▸ **Set task**
The records that follow should be retyped word for word.

┄┄┄┄┄┄

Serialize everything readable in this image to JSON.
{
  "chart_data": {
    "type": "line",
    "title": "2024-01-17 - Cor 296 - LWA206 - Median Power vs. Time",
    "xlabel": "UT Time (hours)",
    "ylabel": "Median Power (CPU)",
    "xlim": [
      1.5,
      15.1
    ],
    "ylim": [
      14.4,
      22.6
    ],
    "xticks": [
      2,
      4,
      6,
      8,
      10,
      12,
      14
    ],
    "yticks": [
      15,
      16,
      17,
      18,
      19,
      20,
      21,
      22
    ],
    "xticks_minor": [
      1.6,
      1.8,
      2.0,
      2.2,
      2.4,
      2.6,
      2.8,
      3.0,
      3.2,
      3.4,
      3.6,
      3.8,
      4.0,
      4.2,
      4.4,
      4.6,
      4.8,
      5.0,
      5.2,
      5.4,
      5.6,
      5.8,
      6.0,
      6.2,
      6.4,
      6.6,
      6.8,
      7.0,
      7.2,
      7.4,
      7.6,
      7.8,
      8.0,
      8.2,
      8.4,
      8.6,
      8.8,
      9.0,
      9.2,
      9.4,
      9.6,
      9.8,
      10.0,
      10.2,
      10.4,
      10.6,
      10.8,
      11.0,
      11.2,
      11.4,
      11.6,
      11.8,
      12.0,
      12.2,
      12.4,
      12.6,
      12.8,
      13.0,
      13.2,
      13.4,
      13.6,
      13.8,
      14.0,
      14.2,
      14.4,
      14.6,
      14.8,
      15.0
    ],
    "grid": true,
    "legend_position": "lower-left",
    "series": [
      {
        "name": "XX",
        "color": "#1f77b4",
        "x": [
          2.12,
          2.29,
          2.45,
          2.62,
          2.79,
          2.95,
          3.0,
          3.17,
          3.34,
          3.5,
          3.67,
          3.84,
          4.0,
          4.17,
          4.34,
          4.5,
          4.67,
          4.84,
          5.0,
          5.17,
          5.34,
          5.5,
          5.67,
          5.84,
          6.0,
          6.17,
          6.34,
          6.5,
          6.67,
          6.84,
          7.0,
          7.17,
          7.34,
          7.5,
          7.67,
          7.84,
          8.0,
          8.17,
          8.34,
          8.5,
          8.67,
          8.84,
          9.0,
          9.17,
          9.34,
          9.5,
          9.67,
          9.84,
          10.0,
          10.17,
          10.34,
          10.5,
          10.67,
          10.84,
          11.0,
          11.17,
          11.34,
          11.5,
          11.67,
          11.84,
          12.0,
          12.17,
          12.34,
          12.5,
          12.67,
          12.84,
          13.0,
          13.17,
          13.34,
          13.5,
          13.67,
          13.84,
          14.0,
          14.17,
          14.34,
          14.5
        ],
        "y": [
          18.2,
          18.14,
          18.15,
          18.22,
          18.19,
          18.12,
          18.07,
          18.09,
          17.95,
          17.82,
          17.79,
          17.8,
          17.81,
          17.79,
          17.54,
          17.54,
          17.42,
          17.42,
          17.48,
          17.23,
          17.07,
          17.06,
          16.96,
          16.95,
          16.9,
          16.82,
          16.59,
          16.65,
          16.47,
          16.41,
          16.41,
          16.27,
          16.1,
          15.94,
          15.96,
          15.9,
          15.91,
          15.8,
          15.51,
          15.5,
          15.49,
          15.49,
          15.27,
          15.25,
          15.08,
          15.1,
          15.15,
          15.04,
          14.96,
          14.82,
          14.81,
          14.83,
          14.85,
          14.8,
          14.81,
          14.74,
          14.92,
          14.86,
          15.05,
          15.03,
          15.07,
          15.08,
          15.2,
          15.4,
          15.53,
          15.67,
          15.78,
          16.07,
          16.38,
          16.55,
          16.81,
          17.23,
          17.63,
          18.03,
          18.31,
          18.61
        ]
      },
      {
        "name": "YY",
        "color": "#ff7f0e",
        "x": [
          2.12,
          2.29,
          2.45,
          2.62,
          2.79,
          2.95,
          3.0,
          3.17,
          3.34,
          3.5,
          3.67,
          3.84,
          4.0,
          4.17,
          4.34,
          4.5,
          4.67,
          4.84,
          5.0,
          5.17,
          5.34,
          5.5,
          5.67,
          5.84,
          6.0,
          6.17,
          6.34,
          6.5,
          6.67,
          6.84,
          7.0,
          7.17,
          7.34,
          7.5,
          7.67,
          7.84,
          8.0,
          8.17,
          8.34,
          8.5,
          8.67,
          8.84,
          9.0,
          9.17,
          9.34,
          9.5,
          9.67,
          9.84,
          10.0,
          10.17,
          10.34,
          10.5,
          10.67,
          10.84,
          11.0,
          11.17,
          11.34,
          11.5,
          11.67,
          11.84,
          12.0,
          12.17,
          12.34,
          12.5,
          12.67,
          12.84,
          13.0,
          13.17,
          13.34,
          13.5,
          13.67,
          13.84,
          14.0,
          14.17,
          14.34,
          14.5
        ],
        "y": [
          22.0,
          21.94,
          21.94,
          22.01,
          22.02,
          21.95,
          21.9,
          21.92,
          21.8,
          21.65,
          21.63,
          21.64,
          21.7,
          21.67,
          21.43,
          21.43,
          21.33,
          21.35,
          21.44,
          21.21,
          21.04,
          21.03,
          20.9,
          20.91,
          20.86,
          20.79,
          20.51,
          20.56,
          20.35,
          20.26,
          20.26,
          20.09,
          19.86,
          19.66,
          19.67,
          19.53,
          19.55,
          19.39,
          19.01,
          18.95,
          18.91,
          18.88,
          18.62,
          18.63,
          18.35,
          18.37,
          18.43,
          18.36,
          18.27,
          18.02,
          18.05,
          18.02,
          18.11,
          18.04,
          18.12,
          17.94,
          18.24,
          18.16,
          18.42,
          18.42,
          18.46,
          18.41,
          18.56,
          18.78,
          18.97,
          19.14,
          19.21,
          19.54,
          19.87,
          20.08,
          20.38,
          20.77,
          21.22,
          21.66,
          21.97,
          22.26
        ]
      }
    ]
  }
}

┄┄┄┄┄┄

▸ **Written response**
Serialize everything readable in this image to JSON.
{
  "chart_data": {
    "type": "line",
    "title": "2024-01-17 - Cor 296 - LWA206 - Median Power vs. Time",
    "xlabel": "UT Time (hours)",
    "ylabel": "Median Power (CPU)",
    "xlim": [
      1.5,
      15.1
    ],
    "ylim": [
      14.4,
      22.6
    ],
    "xticks": [
      2,
      4,
      6,
      8,
      10,
      12,
      14
    ],
    "yticks": [
      15,
      16,
      17,
      18,
      19,
      20,
      21,
      22
    ],
    "xticks_minor": [
      1.6,
      1.8,
      2.0,
      2.2,
      2.4,
      2.6,
      2.8,
      3.0,
      3.2,
      3.4,
      3.6,
      3.8,
      4.0,
      4.2,
      4.4,
      4.6,
      4.8,
      5.0,
      5.2,
      5.4,
      5.6,
      5.8,
      6.0,
      6.2,
      6.4,
      6.6,
      6.8,
      7.0,
      7.2,
      7.4,
      7.6,
      7.8,
      8.0,
      8.2,
      8.4,
      8.6,
      8.8,
      9.0,
      9.2,
      9.4,
      9.6,
      9.8,
      10.0,
      10.2,
      10.4,
      10.6,
      10.8,
      11.0,
      11.2,
      11.4,
      11.6,
      11.8,
      12.0,
      12.2,
      12.4,
      12.6,
      12.8,
      13.0,
      13.2,
      13.4,
      13.6,
      13.8,
      14.0,
      14.2,
      14.4,
      14.6,
      14.8,
      15.0
    ],
    "grid": true,
    "legend_position": "lower-left",
    "series": [
      {
        "name": "XX",
        "color": "#1f77b4",
        "x": [
          2.12,
          2.29,
          2.45,
          2.62,
          2.79,
          2.95,
          3.0,
          3.17,
          3.34,
          3.5,
          3.67,
          3.84,
          4.0,
          4.17,
          4.34,
          4.5,
          4.67,
          4.84,
          5.0,
          5.17,
          5.34,
          5.5,
          5.67,
          5.84,
          6.0,
          6.17,
          6.34,
          6.5,
          6.67,
          6.84,
          7.0,
          7.17,
          7.34,
          7.5,
          7.67,
          7.84,
          8.0,
          8.17,
          8.34,
          8.5,
          8.67,
          8.84,
          9.0,
          9.17,
          9.34,
          9.5,
          9.67,
          9.84,
          10.0,
          10.17,
          10.34,
          10.5,
          10.67,
          10.84,
          11.0,
          11.17,
          11.34,
          11.5,
          11.67,
          11.84,
          12.0,
          12.17,
          12.34,
          12.5,
          12.67,
          12.84,
          13.0,
          13.17,
          13.34,
          13.5,
          13.67,
          13.84,
          14.0,
          14.17,
          14.34,
          14.5
        ],
        "y": [
          18.2,
          18.14,
          18.15,
          18.22,
          18.19,
          18.12,
          18.07,
          18.09,
          17.95,
          17.82,
          17.79,
          17.8,
          17.81,
          17.79,
          17.54,
          17.54,
          17.42,
          17.42,
          17.48,
          17.23,
          17.07,
          17.06,
          16.96,
          16.95,
          16.9,
          16.82,
          16.59,
          16.65,
          16.47,
          16.41,
          16.41,
          16.27,
          16.1,
          15.94,
          15.96,
          15.9,
          15.91,
          15.8,
          15.51,
          15.5,
          15.49,
          15.49,
          15.27,
          15.25,
          15.08,
          15.1,
          15.15,
          15.04,
          14.96,
          14.82,
          14.81,
          14.83,
          14.85,
          14.8,
          14.81,
          14.74,
          14.92,
          14.86,
          15.05,
          15.03,
          15.07,
          15.08,
          15.2,
          15.4,
          15.53,
          15.67,
          15.78,
          16.07,
          16.38,
          16.55,
          16.81,
          17.23,
          17.63,
          18.03,
          18.31,
          18.61
        ]
      },
      {
        "name": "YY",
        "color": "#ff7f0e",
        "x": [
          2.12,
          2.29,
          2.45,
          2.62,
          2.79,
          2.95,
          3.0,
          3.17,
          3.34,
          3.5,
          3.67,
          3.84,
          4.0,
          4.17,
          4.34,
          4.5,
          4.67,
          4.84,
          5.0,
          5.17,
          5.34,
          5.5,
          5.67,
          5.84,
          6.0,
          6.17,
          6.34,
          6.5,
          6.67,
          6.84,
          7.0,
          7.17,
          7.34,
          7.5,
          7.67,
          7.84,
          8.0,
          8.17,
          8.34,
          8.5,
          8.67,
          8.84,
          9.0,
          9.17,
          9.34,
          9.5,
          9.67,
          9.84,
          10.0,
          10.17,
          10.34,
          10.5,
          10.67,
          10.84,
          11.0,
          11.17,
          11.34,
          11.5,
          11.67,
          11.84,
          12.0,
          12.17,
          12.34,
          12.5,
          12.67,
          12.84,
          13.0,
          13.17,
          13.34,
          13.5,
          13.67,
          13.84,
          14.0,
          14.17,
          14.34,
          14.5
        ],
        "y": [
          22.0,
          21.94,
          21.94,
          22.01,
          22.02,
          21.95,
          21.9,
          21.92,
          21.8,
          21.65,
          21.63,
          21.64,
          21.7,
          21.67,
          21.43,
          21.43,
          21.33,
          21.35,
          21.44,
          21.21,
          21.04,
          21.03,
          20.9,
          20.91,
          20.86,
          20.79,
          20.51,
          20.56,
          20.35,
          20.26,
          20.26,
          20.09,
          19.86,
          19.66,
          19.67,
          19.53,
          19.55,
          19.39,
          19.01,
          18.95,
          18.91,
          18.88,
          18.62,
          18.63,
          18.35,
          18.37,
          18.43,
          18.36,
          18.27,
          18.02,
          18.05,
          18.02,
          18.11,
          18.04,
          18.12,
          17.94,
          18.24,
          18.16,
          18.42,
          18.42,
          18.46,
          18.41,
          18.56,
          18.78,
          18.97,
          19.14,
          19.21,
          19.54,
          19.87,
          20.08,
          20.38,
          20.77,
          21.22,
          21.66,
          21.97,
          22.26
        ]
      }
    ]
  }
}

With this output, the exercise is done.